(Extracted data entries)
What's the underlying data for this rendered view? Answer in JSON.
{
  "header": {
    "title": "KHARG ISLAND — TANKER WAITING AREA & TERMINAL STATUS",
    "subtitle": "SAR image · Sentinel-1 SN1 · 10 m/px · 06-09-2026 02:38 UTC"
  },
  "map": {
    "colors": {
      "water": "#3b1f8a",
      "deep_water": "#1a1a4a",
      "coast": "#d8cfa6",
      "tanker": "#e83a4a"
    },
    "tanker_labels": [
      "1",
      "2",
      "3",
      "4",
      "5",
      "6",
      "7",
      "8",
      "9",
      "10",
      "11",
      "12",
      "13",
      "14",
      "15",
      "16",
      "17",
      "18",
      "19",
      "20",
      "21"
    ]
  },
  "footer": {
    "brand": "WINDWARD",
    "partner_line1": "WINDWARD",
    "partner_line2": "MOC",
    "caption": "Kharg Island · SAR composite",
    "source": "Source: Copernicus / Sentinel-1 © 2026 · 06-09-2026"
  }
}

**Problem statement**
Check each line above for the word "WINDWARD", and copy the lines where it appears.

**Solved problem**
    "brand": "WINDWARD",
    "partner_line1": "WINDWARD",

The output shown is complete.